## What you have to do
Wherever "State" appears in a line, list that line.

## Material provided
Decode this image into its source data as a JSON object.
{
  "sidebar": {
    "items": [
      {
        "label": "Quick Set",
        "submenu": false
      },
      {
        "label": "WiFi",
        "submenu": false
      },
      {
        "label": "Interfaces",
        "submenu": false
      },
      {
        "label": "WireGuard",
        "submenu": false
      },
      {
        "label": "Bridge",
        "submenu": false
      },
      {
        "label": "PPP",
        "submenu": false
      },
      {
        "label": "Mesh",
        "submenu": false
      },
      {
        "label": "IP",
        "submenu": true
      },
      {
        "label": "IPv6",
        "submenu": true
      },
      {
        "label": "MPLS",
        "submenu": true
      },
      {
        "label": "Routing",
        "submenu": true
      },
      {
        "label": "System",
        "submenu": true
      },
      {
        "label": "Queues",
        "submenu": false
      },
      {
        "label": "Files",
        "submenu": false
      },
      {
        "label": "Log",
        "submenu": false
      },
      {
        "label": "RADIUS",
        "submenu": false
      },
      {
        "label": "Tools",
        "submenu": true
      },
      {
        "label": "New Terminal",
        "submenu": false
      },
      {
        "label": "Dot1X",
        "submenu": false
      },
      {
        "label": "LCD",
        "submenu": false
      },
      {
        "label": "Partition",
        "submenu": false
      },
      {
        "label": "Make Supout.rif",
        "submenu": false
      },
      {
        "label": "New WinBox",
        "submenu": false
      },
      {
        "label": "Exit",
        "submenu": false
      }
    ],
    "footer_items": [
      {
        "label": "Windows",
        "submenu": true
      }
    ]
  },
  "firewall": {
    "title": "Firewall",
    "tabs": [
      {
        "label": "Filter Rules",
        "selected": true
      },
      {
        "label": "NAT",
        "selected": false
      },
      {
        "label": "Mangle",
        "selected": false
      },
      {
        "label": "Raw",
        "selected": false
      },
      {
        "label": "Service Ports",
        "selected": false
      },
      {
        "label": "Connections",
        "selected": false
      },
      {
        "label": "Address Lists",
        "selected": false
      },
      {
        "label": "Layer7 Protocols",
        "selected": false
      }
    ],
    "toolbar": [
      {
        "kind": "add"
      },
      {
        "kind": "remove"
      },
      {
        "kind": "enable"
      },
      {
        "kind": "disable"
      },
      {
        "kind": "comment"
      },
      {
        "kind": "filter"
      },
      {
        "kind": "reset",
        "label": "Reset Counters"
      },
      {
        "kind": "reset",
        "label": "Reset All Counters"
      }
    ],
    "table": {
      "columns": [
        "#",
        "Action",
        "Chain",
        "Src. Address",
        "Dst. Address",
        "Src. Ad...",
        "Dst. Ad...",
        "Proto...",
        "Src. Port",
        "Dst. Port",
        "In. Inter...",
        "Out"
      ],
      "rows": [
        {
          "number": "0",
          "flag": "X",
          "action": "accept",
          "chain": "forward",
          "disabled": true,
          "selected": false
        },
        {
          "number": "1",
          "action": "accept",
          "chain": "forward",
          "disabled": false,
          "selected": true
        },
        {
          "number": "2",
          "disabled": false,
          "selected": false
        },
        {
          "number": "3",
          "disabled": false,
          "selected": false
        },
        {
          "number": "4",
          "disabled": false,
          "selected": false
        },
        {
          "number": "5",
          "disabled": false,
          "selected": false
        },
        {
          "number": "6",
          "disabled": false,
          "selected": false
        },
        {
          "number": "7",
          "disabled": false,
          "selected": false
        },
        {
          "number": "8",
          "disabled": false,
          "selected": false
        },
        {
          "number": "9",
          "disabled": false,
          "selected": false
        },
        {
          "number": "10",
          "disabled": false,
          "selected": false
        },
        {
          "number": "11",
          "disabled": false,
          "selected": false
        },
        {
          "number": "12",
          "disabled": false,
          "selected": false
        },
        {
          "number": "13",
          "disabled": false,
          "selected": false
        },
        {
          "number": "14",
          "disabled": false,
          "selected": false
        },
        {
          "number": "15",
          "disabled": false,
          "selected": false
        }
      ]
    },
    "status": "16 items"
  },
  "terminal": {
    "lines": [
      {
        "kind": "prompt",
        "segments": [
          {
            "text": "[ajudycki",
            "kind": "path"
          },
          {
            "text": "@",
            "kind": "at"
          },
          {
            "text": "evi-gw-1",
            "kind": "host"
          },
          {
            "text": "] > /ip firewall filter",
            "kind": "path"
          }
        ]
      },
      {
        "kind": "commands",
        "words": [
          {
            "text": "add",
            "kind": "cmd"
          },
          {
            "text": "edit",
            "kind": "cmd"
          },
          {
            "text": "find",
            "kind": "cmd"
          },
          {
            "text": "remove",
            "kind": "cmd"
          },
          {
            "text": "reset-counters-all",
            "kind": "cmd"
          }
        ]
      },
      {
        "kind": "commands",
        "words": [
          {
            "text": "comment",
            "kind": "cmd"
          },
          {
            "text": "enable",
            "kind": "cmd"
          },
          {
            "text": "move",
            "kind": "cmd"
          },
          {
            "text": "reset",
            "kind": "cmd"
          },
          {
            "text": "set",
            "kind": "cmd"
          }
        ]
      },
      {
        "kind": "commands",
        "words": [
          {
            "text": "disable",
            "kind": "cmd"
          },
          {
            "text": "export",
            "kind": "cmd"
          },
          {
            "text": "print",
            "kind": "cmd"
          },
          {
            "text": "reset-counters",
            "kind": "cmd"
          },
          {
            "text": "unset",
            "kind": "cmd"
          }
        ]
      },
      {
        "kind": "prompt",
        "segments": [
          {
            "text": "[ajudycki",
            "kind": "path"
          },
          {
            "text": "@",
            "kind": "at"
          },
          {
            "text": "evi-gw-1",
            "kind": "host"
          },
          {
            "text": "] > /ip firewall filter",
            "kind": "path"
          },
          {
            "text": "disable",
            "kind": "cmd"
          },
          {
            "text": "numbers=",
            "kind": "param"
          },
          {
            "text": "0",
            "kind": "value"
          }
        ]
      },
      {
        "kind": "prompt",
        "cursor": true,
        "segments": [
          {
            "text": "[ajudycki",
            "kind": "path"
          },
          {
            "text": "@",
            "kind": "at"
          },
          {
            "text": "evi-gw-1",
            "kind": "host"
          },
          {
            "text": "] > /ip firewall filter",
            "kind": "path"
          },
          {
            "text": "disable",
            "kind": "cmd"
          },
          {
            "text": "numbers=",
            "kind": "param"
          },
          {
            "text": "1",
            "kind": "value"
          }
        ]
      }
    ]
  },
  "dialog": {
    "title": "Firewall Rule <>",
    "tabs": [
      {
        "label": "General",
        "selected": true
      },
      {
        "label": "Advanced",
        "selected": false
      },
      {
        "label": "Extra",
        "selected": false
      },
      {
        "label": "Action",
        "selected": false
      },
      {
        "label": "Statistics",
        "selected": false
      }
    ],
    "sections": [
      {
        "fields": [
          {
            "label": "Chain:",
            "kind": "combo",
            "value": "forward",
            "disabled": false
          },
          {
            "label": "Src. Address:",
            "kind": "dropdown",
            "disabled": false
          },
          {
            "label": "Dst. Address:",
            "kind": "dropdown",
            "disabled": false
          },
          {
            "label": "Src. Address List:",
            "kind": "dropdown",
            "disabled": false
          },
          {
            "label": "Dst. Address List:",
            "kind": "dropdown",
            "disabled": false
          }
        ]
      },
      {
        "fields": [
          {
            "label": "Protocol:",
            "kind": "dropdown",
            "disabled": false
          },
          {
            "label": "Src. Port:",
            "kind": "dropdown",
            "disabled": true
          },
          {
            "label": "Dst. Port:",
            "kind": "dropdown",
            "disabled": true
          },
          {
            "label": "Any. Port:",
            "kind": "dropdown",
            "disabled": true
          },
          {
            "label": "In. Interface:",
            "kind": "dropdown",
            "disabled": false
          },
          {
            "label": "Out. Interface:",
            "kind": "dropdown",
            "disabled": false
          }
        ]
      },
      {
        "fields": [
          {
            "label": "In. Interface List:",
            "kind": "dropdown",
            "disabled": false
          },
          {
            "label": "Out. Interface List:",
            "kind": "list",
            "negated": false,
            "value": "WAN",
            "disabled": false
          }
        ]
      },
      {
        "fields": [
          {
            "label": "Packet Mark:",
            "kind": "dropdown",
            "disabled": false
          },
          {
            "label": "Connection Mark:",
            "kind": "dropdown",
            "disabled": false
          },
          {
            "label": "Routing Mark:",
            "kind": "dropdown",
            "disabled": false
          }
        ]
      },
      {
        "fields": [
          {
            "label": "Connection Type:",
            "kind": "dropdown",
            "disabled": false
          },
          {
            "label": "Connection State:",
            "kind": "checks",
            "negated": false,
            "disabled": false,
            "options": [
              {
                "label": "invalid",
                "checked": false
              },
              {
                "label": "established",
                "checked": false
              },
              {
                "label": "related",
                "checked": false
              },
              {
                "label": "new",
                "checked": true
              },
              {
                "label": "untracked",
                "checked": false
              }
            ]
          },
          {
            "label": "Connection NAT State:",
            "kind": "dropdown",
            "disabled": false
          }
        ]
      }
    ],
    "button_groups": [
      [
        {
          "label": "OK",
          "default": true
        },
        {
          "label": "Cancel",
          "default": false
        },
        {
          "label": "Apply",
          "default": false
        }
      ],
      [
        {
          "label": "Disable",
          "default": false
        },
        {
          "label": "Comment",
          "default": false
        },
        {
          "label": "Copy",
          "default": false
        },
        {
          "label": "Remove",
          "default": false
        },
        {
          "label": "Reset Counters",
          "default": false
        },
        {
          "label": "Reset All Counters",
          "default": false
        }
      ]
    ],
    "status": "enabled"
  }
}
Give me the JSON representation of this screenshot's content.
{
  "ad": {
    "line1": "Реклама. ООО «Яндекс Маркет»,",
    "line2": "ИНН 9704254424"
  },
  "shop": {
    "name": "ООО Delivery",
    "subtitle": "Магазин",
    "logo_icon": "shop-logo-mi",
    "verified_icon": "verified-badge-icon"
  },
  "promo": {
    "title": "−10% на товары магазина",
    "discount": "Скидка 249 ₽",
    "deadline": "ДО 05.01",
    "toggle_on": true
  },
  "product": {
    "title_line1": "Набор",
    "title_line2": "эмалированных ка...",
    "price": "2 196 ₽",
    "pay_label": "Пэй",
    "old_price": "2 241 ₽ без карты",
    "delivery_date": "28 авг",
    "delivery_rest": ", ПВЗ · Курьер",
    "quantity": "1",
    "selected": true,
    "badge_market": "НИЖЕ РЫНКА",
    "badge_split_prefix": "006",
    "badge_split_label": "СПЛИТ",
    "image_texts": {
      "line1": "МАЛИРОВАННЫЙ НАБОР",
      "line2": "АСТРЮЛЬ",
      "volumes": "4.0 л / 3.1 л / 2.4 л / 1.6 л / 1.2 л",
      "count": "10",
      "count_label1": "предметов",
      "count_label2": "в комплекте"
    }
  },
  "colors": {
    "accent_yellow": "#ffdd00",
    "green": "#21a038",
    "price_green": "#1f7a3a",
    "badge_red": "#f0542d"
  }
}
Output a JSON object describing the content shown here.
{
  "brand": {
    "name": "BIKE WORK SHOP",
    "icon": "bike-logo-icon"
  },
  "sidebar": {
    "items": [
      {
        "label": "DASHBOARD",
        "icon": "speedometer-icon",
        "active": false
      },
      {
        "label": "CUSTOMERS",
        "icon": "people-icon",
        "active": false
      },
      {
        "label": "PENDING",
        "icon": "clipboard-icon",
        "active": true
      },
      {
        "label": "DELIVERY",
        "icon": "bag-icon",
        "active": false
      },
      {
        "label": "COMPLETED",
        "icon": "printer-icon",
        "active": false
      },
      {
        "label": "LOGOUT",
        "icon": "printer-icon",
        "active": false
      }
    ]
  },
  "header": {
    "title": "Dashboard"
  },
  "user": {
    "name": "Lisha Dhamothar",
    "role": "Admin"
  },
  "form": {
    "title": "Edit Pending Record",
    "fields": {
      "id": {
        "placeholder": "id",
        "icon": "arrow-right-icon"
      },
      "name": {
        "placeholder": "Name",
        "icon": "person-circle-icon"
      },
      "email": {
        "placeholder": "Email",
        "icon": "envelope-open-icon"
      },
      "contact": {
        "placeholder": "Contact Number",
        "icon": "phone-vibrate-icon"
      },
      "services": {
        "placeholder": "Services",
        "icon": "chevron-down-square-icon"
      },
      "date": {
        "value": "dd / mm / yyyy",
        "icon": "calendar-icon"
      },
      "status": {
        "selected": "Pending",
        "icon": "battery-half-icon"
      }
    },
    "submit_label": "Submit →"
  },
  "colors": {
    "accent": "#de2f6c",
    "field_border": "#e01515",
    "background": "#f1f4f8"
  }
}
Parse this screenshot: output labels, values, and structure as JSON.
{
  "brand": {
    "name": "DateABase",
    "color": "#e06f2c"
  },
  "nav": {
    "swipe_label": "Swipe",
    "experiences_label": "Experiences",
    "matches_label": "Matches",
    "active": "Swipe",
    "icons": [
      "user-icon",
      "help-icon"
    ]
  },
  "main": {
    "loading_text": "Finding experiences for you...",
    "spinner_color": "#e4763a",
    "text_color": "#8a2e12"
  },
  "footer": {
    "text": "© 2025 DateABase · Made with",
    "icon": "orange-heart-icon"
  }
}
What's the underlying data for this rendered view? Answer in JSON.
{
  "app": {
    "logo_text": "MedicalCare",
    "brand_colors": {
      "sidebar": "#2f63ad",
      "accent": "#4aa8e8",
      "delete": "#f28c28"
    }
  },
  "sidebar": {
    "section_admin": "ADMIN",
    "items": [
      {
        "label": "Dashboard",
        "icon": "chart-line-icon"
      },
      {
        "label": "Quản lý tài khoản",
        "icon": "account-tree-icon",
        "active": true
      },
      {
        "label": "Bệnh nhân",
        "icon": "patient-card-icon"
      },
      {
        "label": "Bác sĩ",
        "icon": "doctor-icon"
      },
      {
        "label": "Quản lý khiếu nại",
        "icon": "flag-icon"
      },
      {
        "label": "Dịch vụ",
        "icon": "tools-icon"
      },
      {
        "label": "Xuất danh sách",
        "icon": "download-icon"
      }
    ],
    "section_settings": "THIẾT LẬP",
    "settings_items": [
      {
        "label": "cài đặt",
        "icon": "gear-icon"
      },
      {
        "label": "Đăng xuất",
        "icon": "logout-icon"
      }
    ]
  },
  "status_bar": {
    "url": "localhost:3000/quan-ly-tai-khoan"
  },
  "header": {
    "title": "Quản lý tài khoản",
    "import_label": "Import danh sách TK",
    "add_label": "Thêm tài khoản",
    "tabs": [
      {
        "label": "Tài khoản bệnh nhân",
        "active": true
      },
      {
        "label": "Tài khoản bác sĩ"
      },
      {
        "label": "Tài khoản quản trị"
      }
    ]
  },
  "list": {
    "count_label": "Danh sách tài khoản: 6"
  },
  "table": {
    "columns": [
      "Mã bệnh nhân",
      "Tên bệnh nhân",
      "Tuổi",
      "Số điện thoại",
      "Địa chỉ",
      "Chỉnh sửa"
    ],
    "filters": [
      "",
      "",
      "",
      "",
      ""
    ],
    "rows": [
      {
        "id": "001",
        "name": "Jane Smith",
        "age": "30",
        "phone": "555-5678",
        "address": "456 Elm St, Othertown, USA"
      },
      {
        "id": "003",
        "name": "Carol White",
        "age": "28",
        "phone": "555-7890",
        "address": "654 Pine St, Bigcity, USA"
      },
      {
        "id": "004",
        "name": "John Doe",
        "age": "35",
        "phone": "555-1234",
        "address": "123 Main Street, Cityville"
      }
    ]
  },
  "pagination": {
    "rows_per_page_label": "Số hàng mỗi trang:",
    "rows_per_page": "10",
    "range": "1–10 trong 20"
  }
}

## Output of the exercise
            "label": "Connection State:",
            "label": "Connection NAT State:",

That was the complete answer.